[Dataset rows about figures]
Start

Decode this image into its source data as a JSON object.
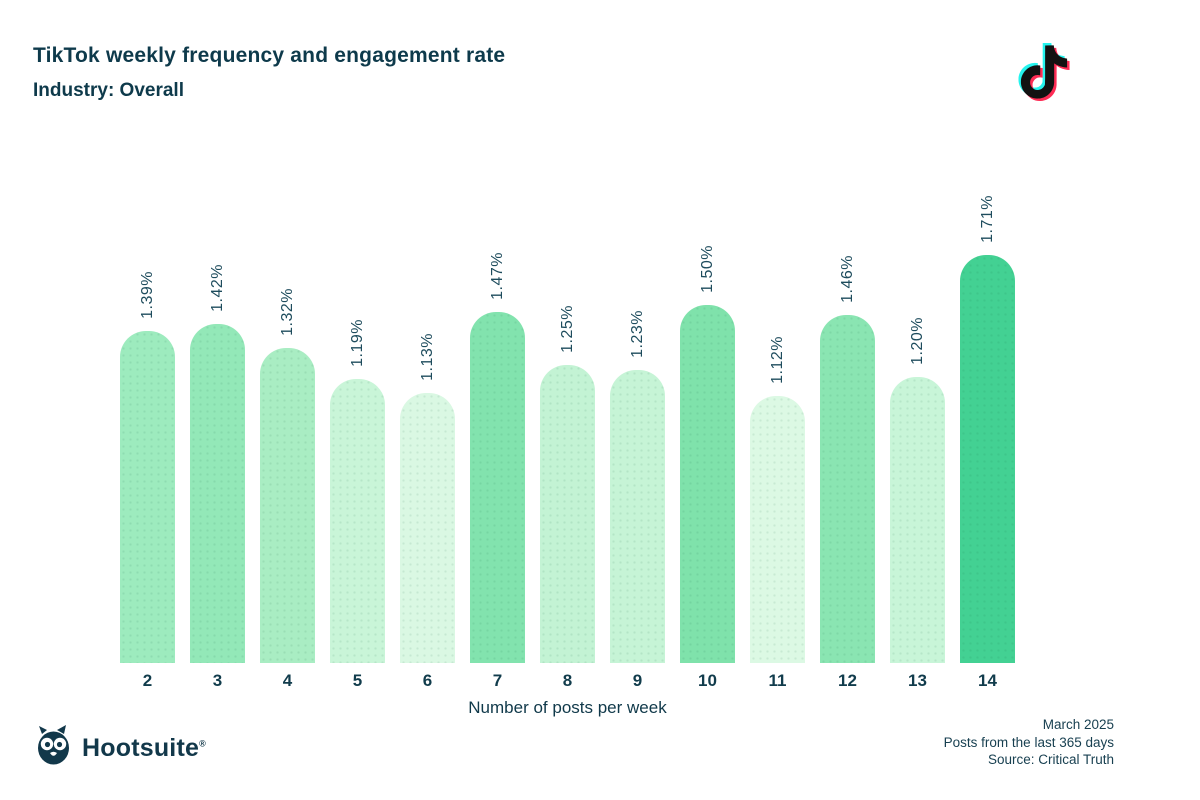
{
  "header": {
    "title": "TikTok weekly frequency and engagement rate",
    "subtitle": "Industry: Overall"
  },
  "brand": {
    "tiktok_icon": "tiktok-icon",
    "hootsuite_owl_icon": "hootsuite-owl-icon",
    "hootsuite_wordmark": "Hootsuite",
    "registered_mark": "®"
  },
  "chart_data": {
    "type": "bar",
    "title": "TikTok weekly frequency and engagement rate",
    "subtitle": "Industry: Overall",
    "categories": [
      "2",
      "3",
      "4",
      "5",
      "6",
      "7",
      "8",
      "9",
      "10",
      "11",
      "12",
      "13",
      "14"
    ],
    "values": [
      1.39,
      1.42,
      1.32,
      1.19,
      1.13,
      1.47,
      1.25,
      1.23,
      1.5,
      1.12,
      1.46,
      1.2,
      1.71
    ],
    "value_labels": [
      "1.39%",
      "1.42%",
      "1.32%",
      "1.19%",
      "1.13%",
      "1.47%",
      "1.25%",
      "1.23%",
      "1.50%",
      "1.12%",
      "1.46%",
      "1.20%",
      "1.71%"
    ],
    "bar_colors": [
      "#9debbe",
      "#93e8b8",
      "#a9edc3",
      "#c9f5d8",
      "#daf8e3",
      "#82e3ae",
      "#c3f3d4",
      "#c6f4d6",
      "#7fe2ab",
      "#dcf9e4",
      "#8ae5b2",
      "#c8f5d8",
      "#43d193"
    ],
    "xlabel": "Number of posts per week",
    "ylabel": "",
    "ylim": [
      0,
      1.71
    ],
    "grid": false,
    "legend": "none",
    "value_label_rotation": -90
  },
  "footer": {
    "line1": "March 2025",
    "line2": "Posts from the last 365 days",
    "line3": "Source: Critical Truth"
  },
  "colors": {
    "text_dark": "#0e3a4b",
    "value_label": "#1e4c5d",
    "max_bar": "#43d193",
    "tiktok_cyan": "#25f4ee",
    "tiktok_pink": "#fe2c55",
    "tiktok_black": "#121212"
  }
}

End

__TASK INSTRUCTIONS__. Repeat the material above verbatim, with no pictures in the output.

__SOLUTION FOR THIS TASK__.
Decode this image into its source data as a JSON object.
{
  "header": {
    "title": "TikTok weekly frequency and engagement rate",
    "subtitle": "Industry: Overall"
  },
  "brand": {
    "tiktok_icon": "tiktok-icon",
    "hootsuite_owl_icon": "hootsuite-owl-icon",
    "hootsuite_wordmark": "Hootsuite",
    "registered_mark": "®"
  },
  "chart_data": {
    "type": "bar",
    "title": "TikTok weekly frequency and engagement rate",
    "subtitle": "Industry: Overall",
    "categories": [
      "2",
      "3",
      "4",
      "5",
      "6",
      "7",
      "8",
      "9",
      "10",
      "11",
      "12",
      "13",
      "14"
    ],
    "values": [
      1.39,
      1.42,
      1.32,
      1.19,
      1.13,
      1.47,
      1.25,
      1.23,
      1.5,
      1.12,
      1.46,
      1.2,
      1.71
    ],
    "value_labels": [
      "1.39%",
      "1.42%",
      "1.32%",
      "1.19%",
      "1.13%",
      "1.47%",
      "1.25%",
      "1.23%",
      "1.50%",
      "1.12%",
      "1.46%",
      "1.20%",
      "1.71%"
    ],
    "bar_colors": [
      "#9debbe",
      "#93e8b8",
      "#a9edc3",
      "#c9f5d8",
      "#daf8e3",
      "#82e3ae",
      "#c3f3d4",
      "#c6f4d6",
      "#7fe2ab",
      "#dcf9e4",
      "#8ae5b2",
      "#c8f5d8",
      "#43d193"
    ],
    "xlabel": "Number of posts per week",
    "ylabel": "",
    "ylim": [
      0,
      1.71
    ],
    "grid": false,
    "legend": "none",
    "value_label_rotation": -90
  },
  "footer": {
    "line1": "March 2025",
    "line2": "Posts from the last 365 days",
    "line3": "Source: Critical Truth"
  },
  "colors": {
    "text_dark": "#0e3a4b",
    "value_label": "#1e4c5d",
    "max_bar": "#43d193",
    "tiktok_cyan": "#25f4ee",
    "tiktok_pink": "#fe2c55",
    "tiktok_black": "#121212"
  }
}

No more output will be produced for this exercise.